Dataset records:
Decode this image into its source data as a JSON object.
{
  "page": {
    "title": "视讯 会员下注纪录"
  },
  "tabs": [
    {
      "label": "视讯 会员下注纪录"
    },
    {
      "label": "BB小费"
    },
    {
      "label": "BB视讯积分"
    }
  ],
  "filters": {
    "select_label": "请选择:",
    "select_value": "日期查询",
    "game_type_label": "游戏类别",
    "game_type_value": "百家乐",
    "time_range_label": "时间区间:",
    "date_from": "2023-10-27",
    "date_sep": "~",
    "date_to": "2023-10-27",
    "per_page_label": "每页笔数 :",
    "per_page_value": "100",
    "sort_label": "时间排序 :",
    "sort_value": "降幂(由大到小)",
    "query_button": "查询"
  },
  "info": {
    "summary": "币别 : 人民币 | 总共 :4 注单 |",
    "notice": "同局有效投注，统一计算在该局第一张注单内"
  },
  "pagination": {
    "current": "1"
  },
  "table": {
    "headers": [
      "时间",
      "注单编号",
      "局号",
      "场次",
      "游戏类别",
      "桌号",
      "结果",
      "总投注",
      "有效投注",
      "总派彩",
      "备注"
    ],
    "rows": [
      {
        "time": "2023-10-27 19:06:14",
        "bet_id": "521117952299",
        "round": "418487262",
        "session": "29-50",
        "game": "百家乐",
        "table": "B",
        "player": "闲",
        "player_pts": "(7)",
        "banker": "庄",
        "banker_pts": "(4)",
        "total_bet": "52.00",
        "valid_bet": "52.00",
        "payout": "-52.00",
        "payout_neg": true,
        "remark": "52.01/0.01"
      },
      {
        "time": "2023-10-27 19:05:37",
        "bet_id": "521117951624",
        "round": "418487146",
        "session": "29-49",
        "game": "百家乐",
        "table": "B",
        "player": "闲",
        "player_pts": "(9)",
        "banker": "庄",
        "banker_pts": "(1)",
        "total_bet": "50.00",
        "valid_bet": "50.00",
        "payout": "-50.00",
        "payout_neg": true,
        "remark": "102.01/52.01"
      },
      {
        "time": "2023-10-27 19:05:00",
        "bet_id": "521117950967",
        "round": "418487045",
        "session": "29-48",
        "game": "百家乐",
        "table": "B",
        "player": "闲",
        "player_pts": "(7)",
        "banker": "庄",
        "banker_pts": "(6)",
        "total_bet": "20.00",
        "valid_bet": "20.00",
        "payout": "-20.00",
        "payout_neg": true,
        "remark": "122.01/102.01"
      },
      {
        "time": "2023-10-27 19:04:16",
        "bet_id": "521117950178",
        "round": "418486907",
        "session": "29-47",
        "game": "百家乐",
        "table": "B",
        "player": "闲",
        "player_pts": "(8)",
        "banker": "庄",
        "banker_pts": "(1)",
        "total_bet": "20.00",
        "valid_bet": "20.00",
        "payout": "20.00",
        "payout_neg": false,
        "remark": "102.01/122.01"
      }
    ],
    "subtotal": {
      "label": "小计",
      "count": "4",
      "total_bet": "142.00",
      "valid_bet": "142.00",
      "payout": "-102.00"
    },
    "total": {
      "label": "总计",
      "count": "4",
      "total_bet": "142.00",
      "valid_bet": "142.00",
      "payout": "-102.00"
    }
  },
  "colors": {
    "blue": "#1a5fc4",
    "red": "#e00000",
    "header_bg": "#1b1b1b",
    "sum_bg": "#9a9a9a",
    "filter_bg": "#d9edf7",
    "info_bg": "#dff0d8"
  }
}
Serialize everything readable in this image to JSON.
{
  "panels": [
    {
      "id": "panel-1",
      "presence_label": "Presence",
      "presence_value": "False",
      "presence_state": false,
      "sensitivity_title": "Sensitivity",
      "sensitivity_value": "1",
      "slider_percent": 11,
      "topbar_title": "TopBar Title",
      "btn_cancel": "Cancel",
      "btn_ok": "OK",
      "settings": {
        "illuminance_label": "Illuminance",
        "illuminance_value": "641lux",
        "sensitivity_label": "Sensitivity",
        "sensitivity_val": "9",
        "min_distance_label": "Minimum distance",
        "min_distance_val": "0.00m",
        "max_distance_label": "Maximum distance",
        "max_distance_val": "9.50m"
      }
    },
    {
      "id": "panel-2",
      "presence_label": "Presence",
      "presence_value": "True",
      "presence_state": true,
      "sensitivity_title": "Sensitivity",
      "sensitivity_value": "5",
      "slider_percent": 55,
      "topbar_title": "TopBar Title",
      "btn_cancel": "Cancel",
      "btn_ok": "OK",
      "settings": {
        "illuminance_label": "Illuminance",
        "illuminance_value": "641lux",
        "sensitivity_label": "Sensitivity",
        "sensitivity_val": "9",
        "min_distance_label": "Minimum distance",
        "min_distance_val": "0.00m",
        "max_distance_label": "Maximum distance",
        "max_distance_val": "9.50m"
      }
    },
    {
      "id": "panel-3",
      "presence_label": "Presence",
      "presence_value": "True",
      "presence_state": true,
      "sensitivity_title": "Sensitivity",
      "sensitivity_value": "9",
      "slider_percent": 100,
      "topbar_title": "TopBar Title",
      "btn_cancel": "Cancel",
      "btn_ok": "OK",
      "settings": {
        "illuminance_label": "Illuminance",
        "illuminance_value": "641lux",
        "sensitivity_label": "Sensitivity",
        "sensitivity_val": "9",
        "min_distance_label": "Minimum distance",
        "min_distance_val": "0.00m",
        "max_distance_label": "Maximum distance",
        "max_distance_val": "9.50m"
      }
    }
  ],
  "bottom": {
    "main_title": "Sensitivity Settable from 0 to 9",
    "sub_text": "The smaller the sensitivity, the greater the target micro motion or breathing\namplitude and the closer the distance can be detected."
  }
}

Your goal →
Output each record exactly, leaving nothing out.

Answer to the problem →
Decode this image into its source data as a JSON object.
{
  "page": {
    "title": "视讯 会员下注纪录"
  },
  "tabs": [
    {
      "label": "视讯 会员下注纪录"
    },
    {
      "label": "BB小费"
    },
    {
      "label": "BB视讯积分"
    }
  ],
  "filters": {
    "select_label": "请选择:",
    "select_value": "日期查询",
    "game_type_label": "游戏类别",
    "game_type_value": "百家乐",
    "time_range_label": "时间区间:",
    "date_from": "2023-10-27",
    "date_sep": "~",
    "date_to": "2023-10-27",
    "per_page_label": "每页笔数 :",
    "per_page_value": "100",
    "sort_label": "时间排序 :",
    "sort_value": "降幂(由大到小)",
    "query_button": "查询"
  },
  "info": {
    "summary": "币别 : 人民币 | 总共 :4 注单 |",
    "notice": "同局有效投注，统一计算在该局第一张注单内"
  },
  "pagination": {
    "current": "1"
  },
  "table": {
    "headers": [
      "时间",
      "注单编号",
      "局号",
      "场次",
      "游戏类别",
      "桌号",
      "结果",
      "总投注",
      "有效投注",
      "总派彩",
      "备注"
    ],
    "rows": [
      {
        "time": "2023-10-27 19:06:14",
        "bet_id": "521117952299",
        "round": "418487262",
        "session": "29-50",
        "game": "百家乐",
        "table": "B",
        "player": "闲",
        "player_pts": "(7)",
        "banker": "庄",
        "banker_pts": "(4)",
        "total_bet": "52.00",
        "valid_bet": "52.00",
        "payout": "-52.00",
        "payout_neg": true,
        "remark": "52.01/0.01"
      },
      {
        "time": "2023-10-27 19:05:37",
        "bet_id": "521117951624",
        "round": "418487146",
        "session": "29-49",
        "game": "百家乐",
        "table": "B",
        "player": "闲",
        "player_pts": "(9)",
        "banker": "庄",
        "banker_pts": "(1)",
        "total_bet": "50.00",
        "valid_bet": "50.00",
        "payout": "-50.00",
        "payout_neg": true,
        "remark": "102.01/52.01"
      },
      {
        "time": "2023-10-27 19:05:00",
        "bet_id": "521117950967",
        "round": "418487045",
        "session": "29-48",
        "game": "百家乐",
        "table": "B",
        "player": "闲",
        "player_pts": "(7)",
        "banker": "庄",
        "banker_pts": "(6)",
        "total_bet": "20.00",
        "valid_bet": "20.00",
        "payout": "-20.00",
        "payout_neg": true,
        "remark": "122.01/102.01"
      },
      {
        "time": "2023-10-27 19:04:16",
        "bet_id": "521117950178",
        "round": "418486907",
        "session": "29-47",
        "game": "百家乐",
        "table": "B",
        "player": "闲",
        "player_pts": "(8)",
        "banker": "庄",
        "banker_pts": "(1)",
        "total_bet": "20.00",
        "valid_bet": "20.00",
        "payout": "20.00",
        "payout_neg": false,
        "remark": "102.01/122.01"
      }
    ],
    "subtotal": {
      "label": "小计",
      "count": "4",
      "total_bet": "142.00",
      "valid_bet": "142.00",
      "payout": "-102.00"
    },
    "total": {
      "label": "总计",
      "count": "4",
      "total_bet": "142.00",
      "valid_bet": "142.00",
      "payout": "-102.00"
    }
  },
  "colors": {
    "blue": "#1a5fc4",
    "red": "#e00000",
    "header_bg": "#1b1b1b",
    "sum_bg": "#9a9a9a",
    "filter_bg": "#d9edf7",
    "info_bg": "#dff0d8"
  }
}
Serialize everything readable in this image to JSON.
{
  "panels": [
    {
      "id": "panel-1",
      "presence_label": "Presence",
      "presence_value": "False",
      "presence_state": false,
      "sensitivity_title": "Sensitivity",
      "sensitivity_value": "1",
      "slider_percent": 11,
      "topbar_title": "TopBar Title",
      "btn_cancel": "Cancel",
      "btn_ok": "OK",
      "settings": {
        "illuminance_label": "Illuminance",
        "illuminance_value": "641lux",
        "sensitivity_label": "Sensitivity",
        "sensitivity_val": "9",
        "min_distance_label": "Minimum distance",
        "min_distance_val": "0.00m",
        "max_distance_label": "Maximum distance",
        "max_distance_val": "9.50m"
      }
    },
    {
      "id": "panel-2",
      "presence_label": "Presence",
      "presence_value": "True",
      "presence_state": true,
      "sensitivity_title": "Sensitivity",
      "sensitivity_value": "5",
      "slider_percent": 55,
      "topbar_title": "TopBar Title",
      "btn_cancel": "Cancel",
      "btn_ok": "OK",
      "settings": {
        "illuminance_label": "Illuminance",
        "illuminance_value": "641lux",
        "sensitivity_label": "Sensitivity",
        "sensitivity_val": "9",
        "min_distance_label": "Minimum distance",
        "min_distance_val": "0.00m",
        "max_distance_label": "Maximum distance",
        "max_distance_val": "9.50m"
      }
    },
    {
      "id": "panel-3",
      "presence_label": "Presence",
      "presence_value": "True",
      "presence_state": true,
      "sensitivity_title": "Sensitivity",
      "sensitivity_value": "9",
      "slider_percent": 100,
      "topbar_title": "TopBar Title",
      "btn_cancel": "Cancel",
      "btn_ok": "OK",
      "settings": {
        "illuminance_label": "Illuminance",
        "illuminance_value": "641lux",
        "sensitivity_label": "Sensitivity",
        "sensitivity_val": "9",
        "min_distance_label": "Minimum distance",
        "min_distance_val": "0.00m",
        "max_distance_label": "Maximum distance",
        "max_distance_val": "9.50m"
      }
    }
  ],
  "bottom": {
    "main_title": "Sensitivity Settable from 0 to 9",
    "sub_text": "The smaller the sensitivity, the greater the target micro motion or breathing\namplitude and the closer the distance can be detected."
  }
}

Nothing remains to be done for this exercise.